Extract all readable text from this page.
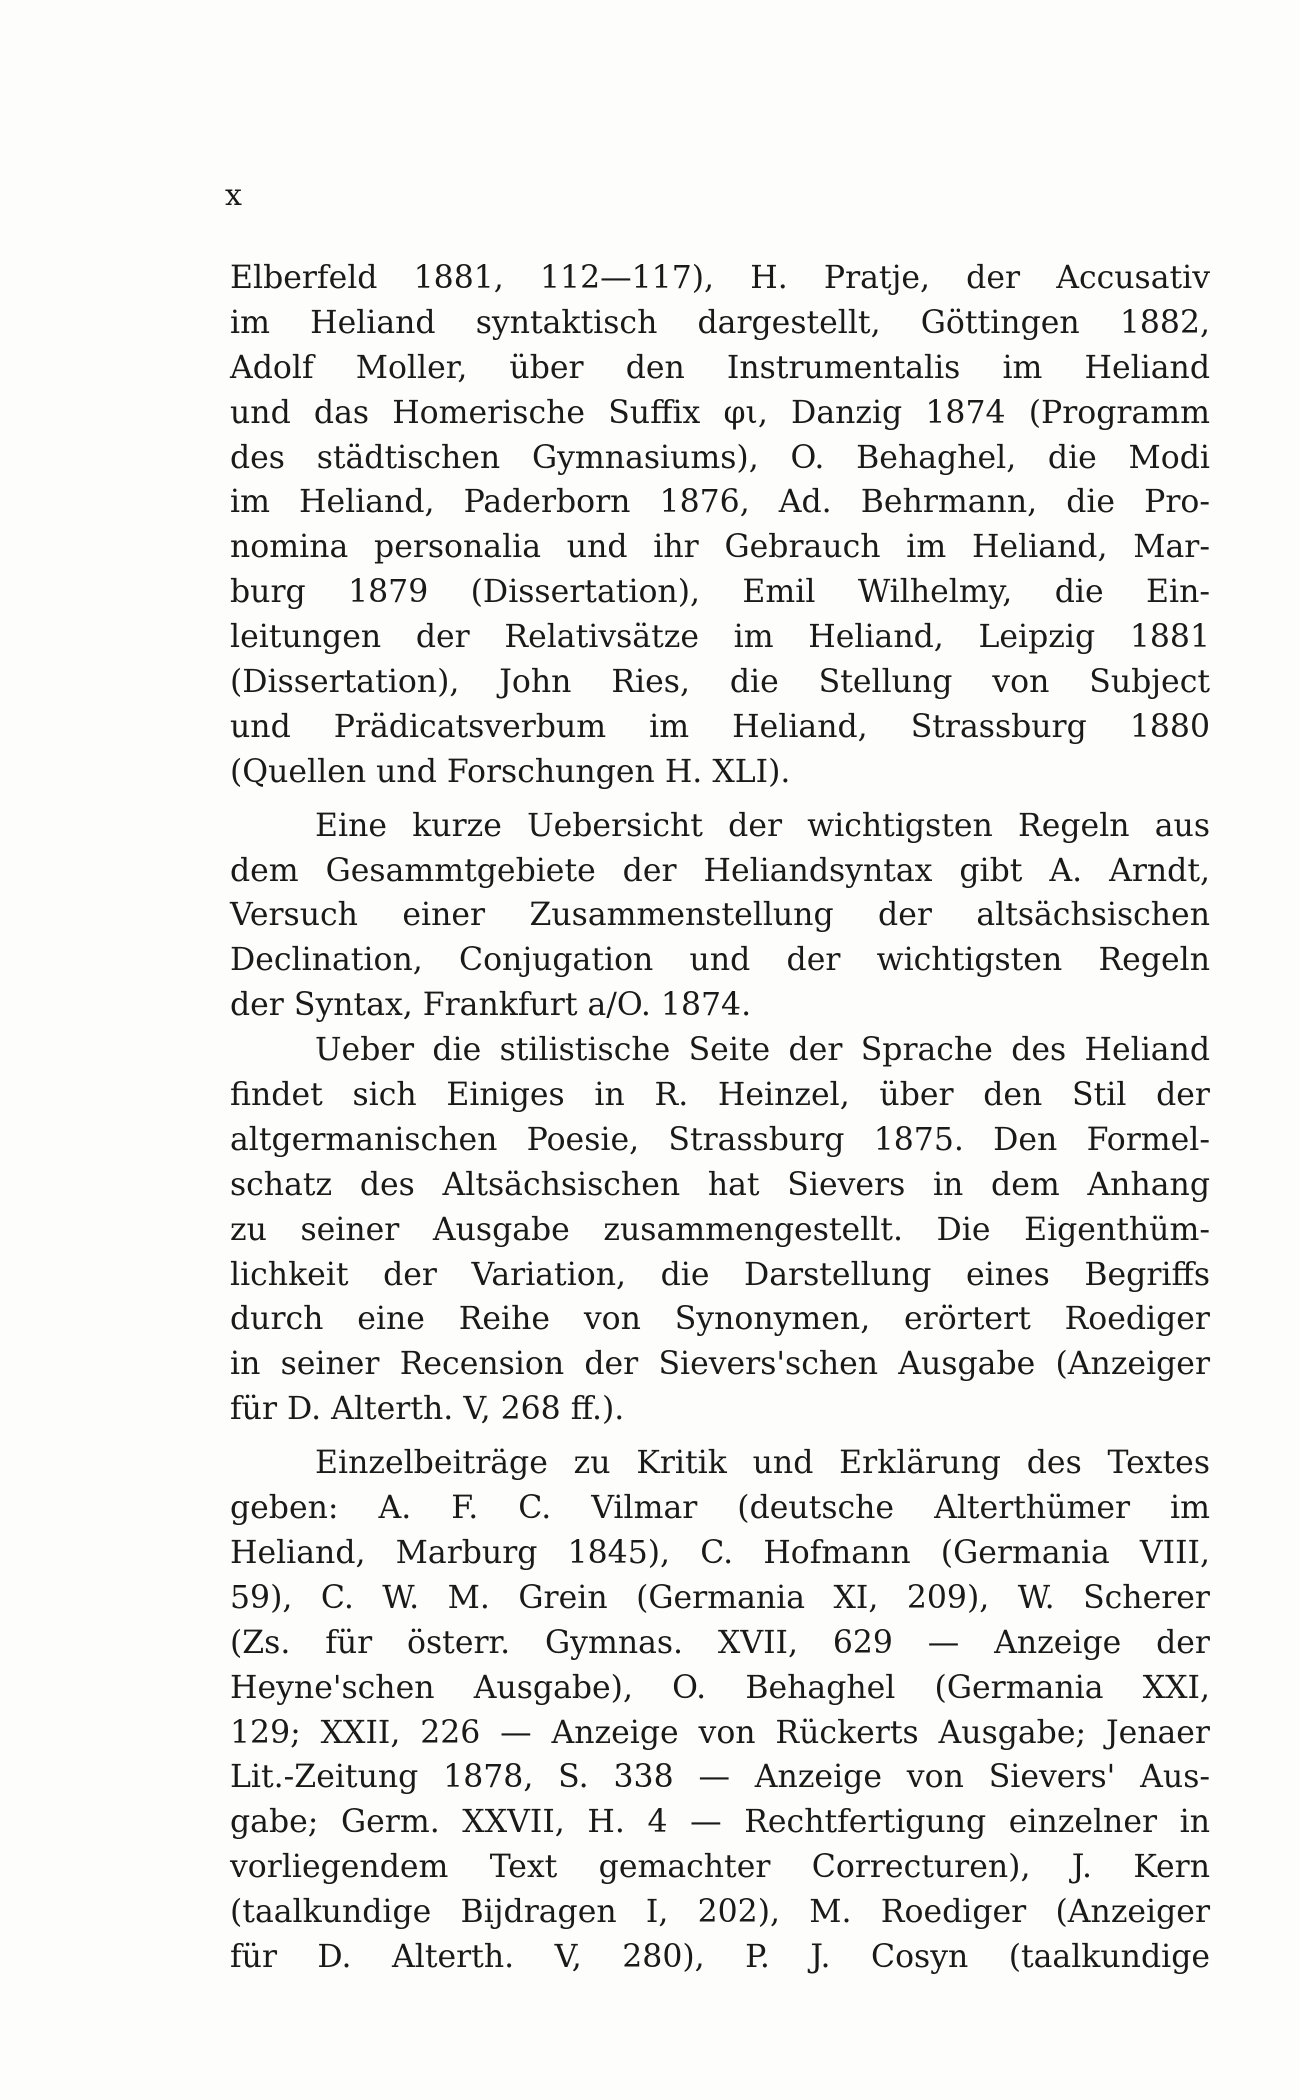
x
Elberfeld 1881, 112—117), H. Pratje, der Accusativ
im Heliand syntaktisch dargestellt, Göttingen 1882,
Adolf Moller, über den Instrumentalis im Heliand
und das Homerische Suffix φι, Danzig 1874 (Programm
des städtischen Gymnasiums), O. Behaghel, die Modi
im Heliand, Paderborn 1876, Ad. Behrmann, die Pro-
nomina personalia und ihr Gebrauch im Heliand, Mar-
burg 1879 (Dissertation), Emil Wilhelmy, die Ein-
leitungen der Relativsätze im Heliand, Leipzig 1881
(Dissertation), John Ries, die Stellung von Subject
und Prädicatsverbum im Heliand, Strassburg 1880
(Quellen und Forschungen H. XLI).
Eine kurze Uebersicht der wichtigsten Regeln aus
dem Gesammtgebiete der Heliandsyntax gibt A. Arndt,
Versuch einer Zusammenstellung der altsächsischen
Declination, Conjugation und der wichtigsten Regeln
der Syntax, Frankfurt a/O. 1874.
Ueber die stilistische Seite der Sprache des Heliand
findet sich Einiges in R. Heinzel, über den Stil der
altgermanischen Poesie, Strassburg 1875. Den Formel-
schatz des Altsächsischen hat Sievers in dem Anhang
zu seiner Ausgabe zusammengestellt. Die Eigenthüm-
lichkeit der Variation, die Darstellung eines Begriffs
durch eine Reihe von Synonymen, erörtert Roediger
in seiner Recension der Sievers'schen Ausgabe (Anzeiger
für D. Alterth. V, 268 ff.).
Einzelbeiträge zu Kritik und Erklärung des Textes
geben: A. F. C. Vilmar (deutsche Alterthümer im
Heliand, Marburg 1845), C. Hofmann (Germania VIII,
59), C. W. M. Grein (Germania XI, 209), W. Scherer
(Zs. für österr. Gymnas. XVII, 629 — Anzeige der
Heyne'schen Ausgabe), O. Behaghel (Germania XXI,
129; XXII, 226 — Anzeige von Rückerts Ausgabe; Jenaer
Lit.-Zeitung 1878, S. 338 — Anzeige von Sievers' Aus-
gabe; Germ. XXVII, H. 4 — Rechtfertigung einzelner in
vorliegendem Text gemachter Correcturen), J. Kern
(taalkundige Bijdragen I, 202), M. Roediger (Anzeiger
für D. Alterth. V, 280), P. J. Cosyn (taalkundige
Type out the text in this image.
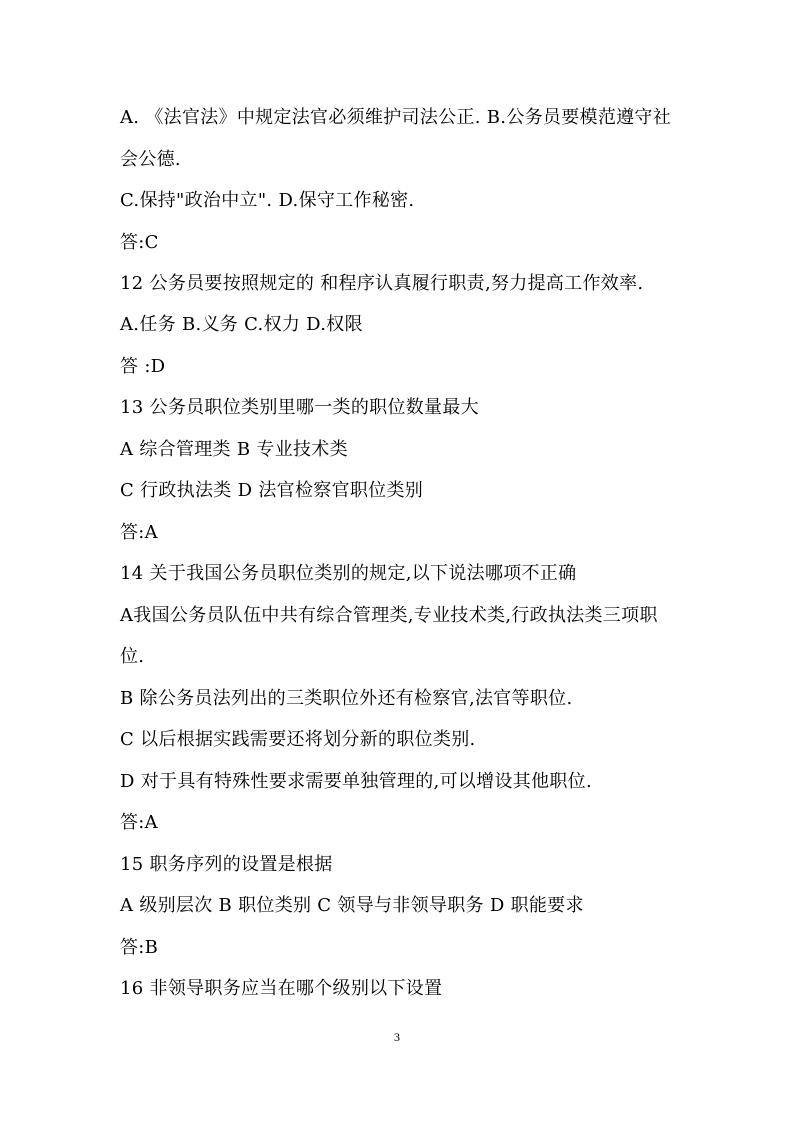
A. 《法官法》中规定法官必须维护司法公正. B.公务员要模范遵守社
会公德.
C.保持"政治中立". D.保守工作秘密.
答:C
12 公务员要按照规定的 和程序认真履行职责,努力提高工作效率.
A.任务 B.义务 C.权力 D.权限
答 :D
13 公务员职位类别里哪一类的职位数量最大
A 综合管理类 B 专业技术类
C 行政执法类 D 法官检察官职位类别
答:A
14 关于我国公务员职位类别的规定,以下说法哪项不正确
A我国公务员队伍中共有综合管理类,专业技术类,行政执法类三项职
位.
B 除公务员法列出的三类职位外还有检察官,法官等职位.
C 以后根据实践需要还将划分新的职位类别.
D 对于具有特殊性要求需要单独管理的,可以增设其他职位.
答:A
15 职务序列的设置是根据
A 级别层次 B 职位类别 C 领导与非领导职务 D 职能要求
答:B
16 非领导职务应当在哪个级别以下设置
3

++++++++

Job
Of the lines in the data above, how many contain the word "wichtigsten"? Give only that figure.

Completed task
2